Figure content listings
* * * * * * *
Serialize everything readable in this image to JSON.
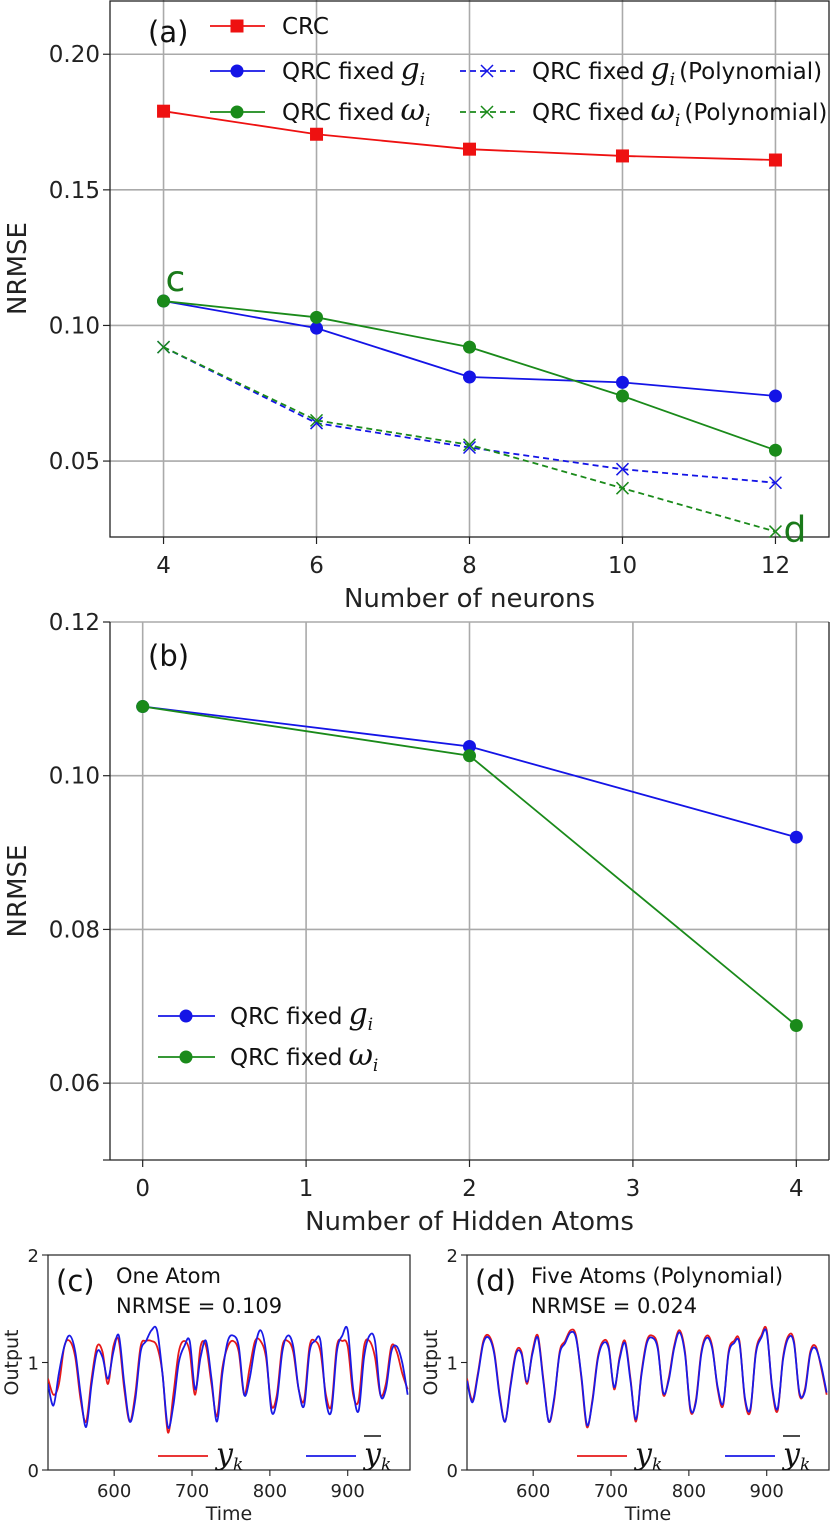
{
  "colors": {
    "crc": "#ee1111",
    "fixed_g": "#1414e6",
    "fixed_w": "#1a8a1a",
    "grid": "#aaaaaa",
    "target": "#e61a1a",
    "prediction": "#1a1ae6"
  },
  "chart_data": [
    {
      "id": "a",
      "type": "line",
      "panel_label": "(a)",
      "xlabel": "Number of neurons",
      "ylabel": "NRMSE",
      "x": [
        4,
        6,
        8,
        10,
        12
      ],
      "xlim": [
        3.3,
        12.7
      ],
      "ylim": [
        0.022,
        0.22
      ],
      "xticks": [
        "4",
        "6",
        "8",
        "10",
        "12"
      ],
      "yticks": [
        "0.05",
        "0.10",
        "0.15",
        "0.20"
      ],
      "grid": true,
      "legend_position": "top",
      "series": [
        {
          "name": "CRC",
          "marker": "square",
          "dash": false,
          "values": [
            0.179,
            0.1705,
            0.165,
            0.1625,
            0.161
          ]
        },
        {
          "name": "QRC fixed",
          "sym": "g",
          "sub": "i",
          "marker": "circle",
          "dash": false,
          "values": [
            0.109,
            0.099,
            0.081,
            0.079,
            0.074
          ]
        },
        {
          "name": "QRC fixed",
          "sym": "g",
          "sub": "i",
          "suffix": "(Polynomial)",
          "marker": "x",
          "dash": true,
          "values": [
            0.092,
            0.064,
            0.055,
            0.047,
            0.042
          ]
        },
        {
          "name": "QRC fixed",
          "sym": "ω",
          "sub": "i",
          "marker": "circle",
          "dash": false,
          "values": [
            0.109,
            0.103,
            0.092,
            0.074,
            0.054
          ]
        },
        {
          "name": "QRC fixed",
          "sym": "ω",
          "sub": "i",
          "suffix": "(Polynomial)",
          "marker": "x",
          "dash": true,
          "values": [
            0.092,
            0.065,
            0.056,
            0.04,
            0.024
          ]
        }
      ],
      "annotations": [
        {
          "text": "c",
          "x": 4,
          "y": 0.109
        },
        {
          "text": "d",
          "x": 12,
          "y": 0.024
        }
      ]
    },
    {
      "id": "b",
      "type": "line",
      "panel_label": "(b)",
      "xlabel": "Number of Hidden Atoms",
      "ylabel": "NRMSE",
      "x": [
        0,
        2,
        4
      ],
      "xlim": [
        -0.2,
        4.2
      ],
      "ylim": [
        0.05,
        0.12
      ],
      "xticks": [
        "0",
        "1",
        "2",
        "3",
        "4"
      ],
      "yticks": [
        "0.06",
        "0.08",
        "0.10",
        "0.12"
      ],
      "grid": true,
      "legend_position": "lower-left",
      "series": [
        {
          "name": "QRC fixed",
          "sym": "g",
          "sub": "i",
          "marker": "circle",
          "values": [
            0.109,
            0.1038,
            0.092
          ]
        },
        {
          "name": "QRC fixed",
          "sym": "ω",
          "sub": "i",
          "marker": "circle",
          "values": [
            0.109,
            0.1026,
            0.0675
          ]
        }
      ]
    },
    {
      "id": "c",
      "type": "line",
      "panel_label": "(c)",
      "text_line1": "One Atom",
      "text_line2": "NRMSE = 0.109",
      "xlabel": "Time",
      "ylabel": "Output",
      "xlim": [
        515,
        980
      ],
      "ylim": [
        0,
        2
      ],
      "xticks": [
        "600",
        "700",
        "800",
        "900"
      ],
      "yticks": [
        "0",
        "1",
        "2"
      ],
      "series": [
        {
          "name": "y",
          "sub": "k",
          "role": "target",
          "t": [
            515,
            522,
            529,
            536,
            543,
            550,
            557,
            564,
            571,
            578,
            585,
            592,
            599,
            606,
            613,
            620,
            627,
            634,
            641,
            648,
            655,
            662,
            669,
            676,
            683,
            690,
            697,
            704,
            711,
            718,
            725,
            732,
            739,
            746,
            753,
            760,
            767,
            774,
            781,
            788,
            795,
            802,
            809,
            816,
            823,
            830,
            837,
            844,
            851,
            858,
            865,
            872,
            879,
            886,
            893,
            900,
            907,
            914,
            921,
            928,
            935,
            942,
            949,
            956,
            963,
            970,
            977
          ],
          "values": [
            0.85,
            0.7,
            0.8,
            1.15,
            1.2,
            1.05,
            0.65,
            0.45,
            0.85,
            1.15,
            1.1,
            0.8,
            1.15,
            1.2,
            0.75,
            0.45,
            0.7,
            1.15,
            1.2,
            1.2,
            1.15,
            0.9,
            0.35,
            0.7,
            1.1,
            1.2,
            1.1,
            0.7,
            1.15,
            1.15,
            0.8,
            0.5,
            0.95,
            1.15,
            1.2,
            1.1,
            0.7,
            0.95,
            1.2,
            1.2,
            1.05,
            0.6,
            0.7,
            1.15,
            1.2,
            1.1,
            0.75,
            0.65,
            1.15,
            1.2,
            1.1,
            0.7,
            0.6,
            1.15,
            1.2,
            1.15,
            0.7,
            0.65,
            1.15,
            1.2,
            1.05,
            0.7,
            0.8,
            1.15,
            1.1,
            0.9,
            0.75
          ]
        },
        {
          "name": "y",
          "sub": "k",
          "bar": true,
          "role": "prediction",
          "t": [
            515,
            522,
            529,
            536,
            543,
            550,
            557,
            564,
            571,
            578,
            585,
            592,
            599,
            606,
            613,
            620,
            627,
            634,
            641,
            648,
            655,
            662,
            669,
            676,
            683,
            690,
            697,
            704,
            711,
            718,
            725,
            732,
            739,
            746,
            753,
            760,
            767,
            774,
            781,
            788,
            795,
            802,
            809,
            816,
            823,
            830,
            837,
            844,
            851,
            858,
            865,
            872,
            879,
            886,
            893,
            900,
            907,
            914,
            921,
            928,
            935,
            942,
            949,
            956,
            963,
            970,
            977
          ],
          "values": [
            0.8,
            0.6,
            0.9,
            1.15,
            1.25,
            1.1,
            0.7,
            0.4,
            0.8,
            1.1,
            1.05,
            0.85,
            1.1,
            1.25,
            0.8,
            0.45,
            0.65,
            1.1,
            1.2,
            1.3,
            1.3,
            0.9,
            0.4,
            0.6,
            1.0,
            1.15,
            1.2,
            0.75,
            1.05,
            1.2,
            0.85,
            0.45,
            0.9,
            1.2,
            1.25,
            1.15,
            0.7,
            0.85,
            1.15,
            1.3,
            1.1,
            0.55,
            0.65,
            1.1,
            1.25,
            1.15,
            0.75,
            0.6,
            1.1,
            1.2,
            1.2,
            0.65,
            0.55,
            1.1,
            1.25,
            1.3,
            0.75,
            0.55,
            1.05,
            1.25,
            1.2,
            0.7,
            0.75,
            1.1,
            1.15,
            1.0,
            0.7
          ]
        }
      ]
    },
    {
      "id": "d",
      "type": "line",
      "panel_label": "(d)",
      "text_line1": "Five Atoms (Polynomial)",
      "text_line2": "NRMSE = 0.024",
      "xlabel": "Time",
      "ylabel": "Output",
      "xlim": [
        515,
        980
      ],
      "ylim": [
        0,
        2
      ],
      "xticks": [
        "600",
        "700",
        "800",
        "900"
      ],
      "yticks": [
        "0",
        "1",
        "2"
      ],
      "series": [
        {
          "name": "y",
          "sub": "k",
          "role": "target",
          "t": [
            515,
            522,
            529,
            536,
            543,
            550,
            557,
            564,
            571,
            578,
            585,
            592,
            599,
            606,
            613,
            620,
            627,
            634,
            641,
            648,
            655,
            662,
            669,
            676,
            683,
            690,
            697,
            704,
            711,
            718,
            725,
            732,
            739,
            746,
            753,
            760,
            767,
            774,
            781,
            788,
            795,
            802,
            809,
            816,
            823,
            830,
            837,
            844,
            851,
            858,
            865,
            872,
            879,
            886,
            893,
            900,
            907,
            914,
            921,
            928,
            935,
            942,
            949,
            956,
            963,
            970,
            977
          ],
          "values": [
            0.85,
            0.65,
            0.9,
            1.2,
            1.25,
            1.1,
            0.7,
            0.45,
            0.8,
            1.1,
            1.1,
            0.8,
            1.1,
            1.25,
            0.85,
            0.45,
            0.65,
            1.1,
            1.2,
            1.3,
            1.25,
            0.85,
            0.4,
            0.65,
            1.05,
            1.2,
            1.15,
            0.75,
            1.05,
            1.2,
            0.85,
            0.45,
            0.9,
            1.2,
            1.25,
            1.15,
            0.7,
            0.85,
            1.15,
            1.3,
            1.1,
            0.55,
            0.65,
            1.1,
            1.25,
            1.15,
            0.75,
            0.6,
            1.1,
            1.2,
            1.2,
            0.65,
            0.55,
            1.1,
            1.25,
            1.3,
            0.75,
            0.55,
            1.05,
            1.25,
            1.2,
            0.7,
            0.75,
            1.1,
            1.15,
            0.95,
            0.7
          ]
        },
        {
          "name": "y",
          "sub": "k",
          "bar": true,
          "role": "prediction",
          "t": [
            515,
            522,
            529,
            536,
            543,
            550,
            557,
            564,
            571,
            578,
            585,
            592,
            599,
            606,
            613,
            620,
            627,
            634,
            641,
            648,
            655,
            662,
            669,
            676,
            683,
            690,
            697,
            704,
            711,
            718,
            725,
            732,
            739,
            746,
            753,
            760,
            767,
            774,
            781,
            788,
            795,
            802,
            809,
            816,
            823,
            830,
            837,
            844,
            851,
            858,
            865,
            872,
            879,
            886,
            893,
            900,
            907,
            914,
            921,
            928,
            935,
            942,
            949,
            956,
            963,
            970,
            977
          ],
          "values": [
            0.83,
            0.63,
            0.88,
            1.18,
            1.23,
            1.08,
            0.68,
            0.45,
            0.78,
            1.08,
            1.08,
            0.82,
            1.08,
            1.23,
            0.83,
            0.45,
            0.67,
            1.08,
            1.18,
            1.28,
            1.23,
            0.87,
            0.42,
            0.63,
            1.03,
            1.18,
            1.13,
            0.77,
            1.03,
            1.18,
            0.83,
            0.47,
            0.88,
            1.18,
            1.23,
            1.13,
            0.72,
            0.83,
            1.13,
            1.28,
            1.08,
            0.57,
            0.63,
            1.08,
            1.23,
            1.13,
            0.77,
            0.62,
            1.08,
            1.18,
            1.18,
            0.67,
            0.57,
            1.08,
            1.23,
            1.28,
            0.77,
            0.57,
            1.03,
            1.23,
            1.18,
            0.72,
            0.73,
            1.08,
            1.13,
            0.97,
            0.72
          ]
        }
      ]
    }
  ]
}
* * * * * * *
REQUIRED TASK ▸ Above are several records. Count the lines among them that contain "xlabel" and give only the total.

EXERCISE RESULT ▸ 4